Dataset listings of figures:

····················

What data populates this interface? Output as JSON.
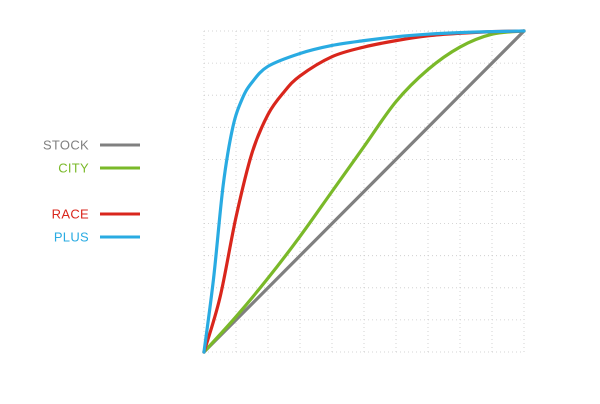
{
  "chart_data": {
    "type": "line",
    "title": "",
    "xlabel": "",
    "ylabel": "",
    "xlim": [
      0,
      1
    ],
    "ylim": [
      0,
      1
    ],
    "grid": true,
    "legend_position": "left",
    "series": [
      {
        "name": "STOCK",
        "color": "#808080",
        "x": [
          0,
          0.25,
          0.5,
          0.75,
          1
        ],
        "y": [
          0,
          0.25,
          0.5,
          0.75,
          1
        ]
      },
      {
        "name": "CITY",
        "color": "#7ab929",
        "x": [
          0,
          0.1,
          0.2,
          0.3,
          0.4,
          0.5,
          0.6,
          0.7,
          0.8,
          0.9,
          1
        ],
        "y": [
          0,
          0.11,
          0.23,
          0.36,
          0.5,
          0.64,
          0.78,
          0.88,
          0.95,
          0.99,
          1
        ]
      },
      {
        "name": "RACE",
        "color": "#d9261c",
        "x": [
          0,
          0.05,
          0.1,
          0.15,
          0.2,
          0.25,
          0.3,
          0.4,
          0.5,
          0.6,
          0.7,
          0.8,
          0.9,
          1
        ],
        "y": [
          0,
          0.17,
          0.42,
          0.62,
          0.74,
          0.81,
          0.86,
          0.92,
          0.95,
          0.97,
          0.985,
          0.993,
          0.998,
          1
        ]
      },
      {
        "name": "PLUS",
        "color": "#29abe2",
        "x": [
          0,
          0.03,
          0.06,
          0.09,
          0.12,
          0.15,
          0.2,
          0.3,
          0.4,
          0.5,
          0.6,
          0.7,
          0.8,
          0.9,
          1
        ],
        "y": [
          0,
          0.23,
          0.52,
          0.7,
          0.79,
          0.84,
          0.89,
          0.93,
          0.955,
          0.97,
          0.982,
          0.99,
          0.995,
          0.998,
          1
        ]
      }
    ]
  }
}
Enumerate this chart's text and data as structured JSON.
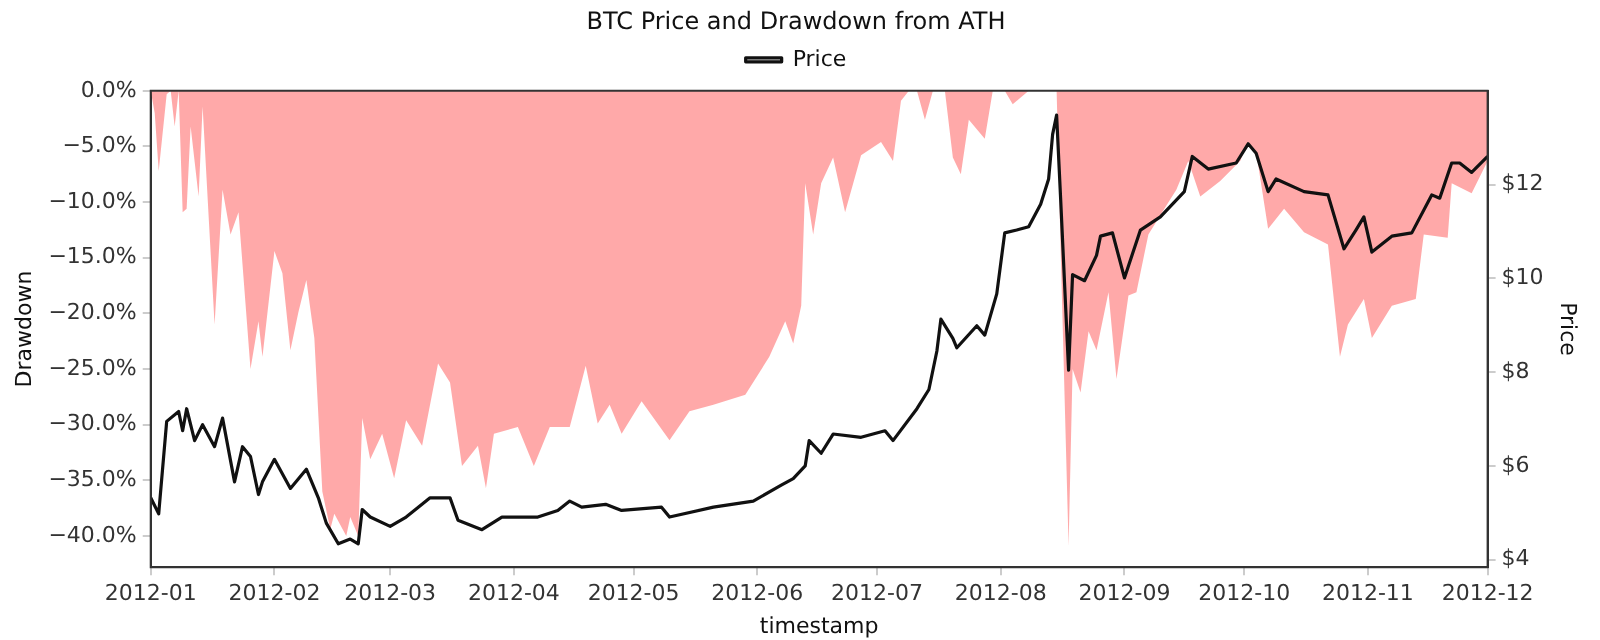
{
  "chart_data": {
    "type": "line",
    "title": "BTC Price and Drawdown from ATH",
    "xlabel": "timestamp",
    "ylabel": "Drawdown",
    "y2label": "Price",
    "xlim": [
      "2012-01",
      "2012-12"
    ],
    "xticks": [
      "2012-01",
      "2012-02",
      "2012-03",
      "2012-04",
      "2012-05",
      "2012-06",
      "2012-07",
      "2012-08",
      "2012-09",
      "2012-10",
      "2012-11",
      "2012-12"
    ],
    "ylim": [
      -42.8,
      0
    ],
    "yticks": [
      {
        "value": 0,
        "label": "0.0%"
      },
      {
        "value": -5,
        "label": "−5.0%"
      },
      {
        "value": -10,
        "label": "−10.0%"
      },
      {
        "value": -15,
        "label": "−15.0%"
      },
      {
        "value": -20,
        "label": "−20.0%"
      },
      {
        "value": -25,
        "label": "−25.0%"
      },
      {
        "value": -30,
        "label": "−30.0%"
      },
      {
        "value": -35,
        "label": "−35.0%"
      },
      {
        "value": -40,
        "label": "−40.0%"
      }
    ],
    "y2lim": [
      3.84,
      14
    ],
    "y2ticks": [
      {
        "value": 4,
        "label": "$4"
      },
      {
        "value": 6,
        "label": "$6"
      },
      {
        "value": 8,
        "label": "$8"
      },
      {
        "value": 10,
        "label": "$10"
      },
      {
        "value": 12,
        "label": "$12"
      }
    ],
    "grid": false,
    "legend": "top",
    "marker": "none",
    "line_style": "solid",
    "series": [
      {
        "type": "area",
        "color": "#ff7070",
        "x": [
          "2012-01-01",
          "2012-01-02",
          "2012-01-03",
          "2012-01-05",
          "2012-01-06",
          "2012-01-07",
          "2012-01-08",
          "2012-01-09",
          "2012-01-10",
          "2012-01-11",
          "2012-01-13",
          "2012-01-14",
          "2012-01-17",
          "2012-01-19",
          "2012-01-21",
          "2012-01-23",
          "2012-01-26",
          "2012-01-28",
          "2012-01-29",
          "2012-02-01",
          "2012-02-03",
          "2012-02-05",
          "2012-02-07",
          "2012-02-09",
          "2012-02-11",
          "2012-02-13",
          "2012-02-15",
          "2012-02-16",
          "2012-02-19",
          "2012-02-20",
          "2012-02-22",
          "2012-02-23",
          "2012-02-25",
          "2012-02-28",
          "2012-03-02",
          "2012-03-05",
          "2012-03-09",
          "2012-03-13",
          "2012-03-16",
          "2012-03-19",
          "2012-03-23",
          "2012-03-25",
          "2012-03-27",
          "2012-04-02",
          "2012-04-06",
          "2012-04-10",
          "2012-04-15",
          "2012-04-19",
          "2012-04-22",
          "2012-04-25",
          "2012-04-28",
          "2012-05-03",
          "2012-05-10",
          "2012-05-15",
          "2012-05-21",
          "2012-05-29",
          "2012-06-04",
          "2012-06-08",
          "2012-06-10",
          "2012-06-12",
          "2012-06-13",
          "2012-06-15",
          "2012-06-17",
          "2012-06-20",
          "2012-06-23",
          "2012-06-27",
          "2012-07-02",
          "2012-07-05",
          "2012-07-07",
          "2012-07-09",
          "2012-07-11",
          "2012-07-13",
          "2012-07-15",
          "2012-07-18",
          "2012-07-20",
          "2012-07-22",
          "2012-07-24",
          "2012-07-28",
          "2012-07-30",
          "2012-08-02",
          "2012-08-04",
          "2012-08-08",
          "2012-08-15",
          "2012-08-16",
          "2012-08-18",
          "2012-08-19",
          "2012-08-21",
          "2012-08-23",
          "2012-08-25",
          "2012-08-28",
          "2012-08-30",
          "2012-09-02",
          "2012-09-04",
          "2012-09-07",
          "2012-09-11",
          "2012-09-14",
          "2012-09-17",
          "2012-09-20",
          "2012-09-25",
          "2012-09-30",
          "2012-10-02",
          "2012-10-04",
          "2012-10-07",
          "2012-10-11",
          "2012-10-16",
          "2012-10-22",
          "2012-10-25",
          "2012-10-27",
          "2012-10-31",
          "2012-11-02",
          "2012-11-07",
          "2012-11-13",
          "2012-11-15",
          "2012-11-21",
          "2012-11-22",
          "2012-11-27",
          "2012-12-01"
        ],
        "values": [
          0,
          -2.0,
          -7.2,
          -0.3,
          0,
          -3.2,
          0,
          -10.9,
          -10.6,
          -3.2,
          -9.5,
          -1.4,
          -21.0,
          -8.9,
          -12.9,
          -10.9,
          -25.0,
          -20.7,
          -23.9,
          -14.4,
          -16.4,
          -23.3,
          -19.9,
          -17.0,
          -22.2,
          -36.0,
          -39.4,
          -38.0,
          -40.0,
          -38.3,
          -40.0,
          -29.4,
          -33.1,
          -30.8,
          -34.8,
          -29.6,
          -31.9,
          -24.5,
          -26.2,
          -33.7,
          -31.9,
          -35.7,
          -30.8,
          -30.2,
          -33.7,
          -30.2,
          -30.2,
          -24.7,
          -29.9,
          -28.2,
          -30.8,
          -27.9,
          -31.4,
          -28.8,
          -28.2,
          -27.3,
          -23.9,
          -20.7,
          -22.7,
          -19.3,
          -8.3,
          -12.9,
          -8.3,
          -6.0,
          -10.9,
          -5.8,
          -4.6,
          -6.3,
          -0.9,
          0,
          0,
          -2.6,
          0,
          0,
          -6.0,
          -7.5,
          -2.6,
          -4.3,
          0,
          0,
          -1.2,
          0,
          0,
          -14.1,
          -40.9,
          -25.0,
          -27.1,
          -21.6,
          -23.3,
          -18.1,
          -25.9,
          -18.4,
          -18.1,
          -12.9,
          -10.6,
          -8.9,
          -6.3,
          -9.5,
          -8.1,
          -6.3,
          -4.6,
          -5.5,
          -12.4,
          -10.6,
          -12.7,
          -13.8,
          -23.9,
          -21.0,
          -18.7,
          -22.2,
          -19.3,
          -18.7,
          -12.9,
          -13.2,
          -8.3,
          -9.2,
          -6.3
        ]
      },
      {
        "type": "line",
        "name": "Price",
        "color": "#111111",
        "axis": "y2",
        "x": [
          "2012-01-01",
          "2012-01-03",
          "2012-01-05",
          "2012-01-08",
          "2012-01-09",
          "2012-01-10",
          "2012-01-12",
          "2012-01-14",
          "2012-01-17",
          "2012-01-19",
          "2012-01-22",
          "2012-01-24",
          "2012-01-26",
          "2012-01-28",
          "2012-01-29",
          "2012-02-01",
          "2012-02-05",
          "2012-02-09",
          "2012-02-12",
          "2012-02-14",
          "2012-02-17",
          "2012-02-20",
          "2012-02-22",
          "2012-02-23",
          "2012-02-25",
          "2012-03-01",
          "2012-03-05",
          "2012-03-11",
          "2012-03-16",
          "2012-03-18",
          "2012-03-24",
          "2012-03-29",
          "2012-04-07",
          "2012-04-12",
          "2012-04-15",
          "2012-04-18",
          "2012-04-24",
          "2012-04-28",
          "2012-05-08",
          "2012-05-10",
          "2012-05-21",
          "2012-05-31",
          "2012-06-07",
          "2012-06-10",
          "2012-06-13",
          "2012-06-14",
          "2012-06-17",
          "2012-06-20",
          "2012-06-27",
          "2012-07-03",
          "2012-07-05",
          "2012-07-11",
          "2012-07-14",
          "2012-07-16",
          "2012-07-17",
          "2012-07-20",
          "2012-07-21",
          "2012-07-26",
          "2012-07-28",
          "2012-07-31",
          "2012-08-02",
          "2012-08-05",
          "2012-08-08",
          "2012-08-11",
          "2012-08-13",
          "2012-08-14",
          "2012-08-15",
          "2012-08-16",
          "2012-08-18",
          "2012-08-19",
          "2012-08-22",
          "2012-08-25",
          "2012-08-26",
          "2012-08-29",
          "2012-09-01",
          "2012-09-05",
          "2012-09-10",
          "2012-09-16",
          "2012-09-18",
          "2012-09-22",
          "2012-09-29",
          "2012-10-02",
          "2012-10-04",
          "2012-10-07",
          "2012-10-09",
          "2012-10-16",
          "2012-10-22",
          "2012-10-26",
          "2012-10-29",
          "2012-10-31",
          "2012-11-02",
          "2012-11-07",
          "2012-11-12",
          "2012-11-17",
          "2012-11-19",
          "2012-11-22",
          "2012-11-24",
          "2012-11-27",
          "2012-12-01"
        ],
        "values": [
          5.32,
          4.98,
          6.95,
          7.16,
          6.75,
          7.22,
          6.54,
          6.88,
          6.41,
          7.02,
          5.66,
          6.41,
          6.2,
          5.39,
          5.66,
          6.14,
          5.52,
          5.93,
          5.32,
          4.78,
          4.34,
          4.44,
          4.34,
          5.07,
          4.91,
          4.71,
          4.91,
          5.32,
          5.32,
          4.84,
          4.64,
          4.91,
          4.91,
          5.05,
          5.25,
          5.12,
          5.18,
          5.05,
          5.12,
          4.91,
          5.12,
          5.25,
          5.59,
          5.73,
          6.0,
          6.54,
          6.27,
          6.68,
          6.61,
          6.75,
          6.54,
          7.22,
          7.63,
          8.45,
          9.13,
          8.72,
          8.52,
          8.99,
          8.79,
          9.67,
          10.97,
          11.03,
          11.1,
          11.58,
          12.12,
          13.07,
          13.48,
          11.71,
          8.04,
          10.08,
          9.95,
          10.49,
          10.9,
          10.97,
          10.01,
          11.03,
          11.31,
          11.85,
          12.6,
          12.33,
          12.46,
          12.87,
          12.67,
          11.85,
          12.12,
          11.85,
          11.78,
          10.63,
          11.03,
          11.31,
          10.56,
          10.9,
          10.97,
          11.78,
          11.71,
          12.46,
          12.46,
          12.26,
          12.6
        ]
      }
    ]
  }
}
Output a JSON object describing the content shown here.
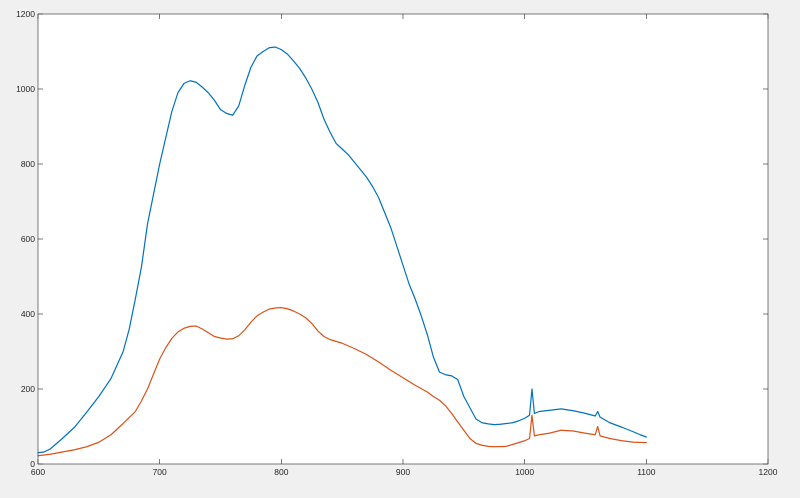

····················

# What you need to do:
Gather from the data above every line with the string "Price".

# Exercise answer:
    "title": "BTC Price and Drawdown from ATH",
    "y2label": "Price",
        "name": "Price",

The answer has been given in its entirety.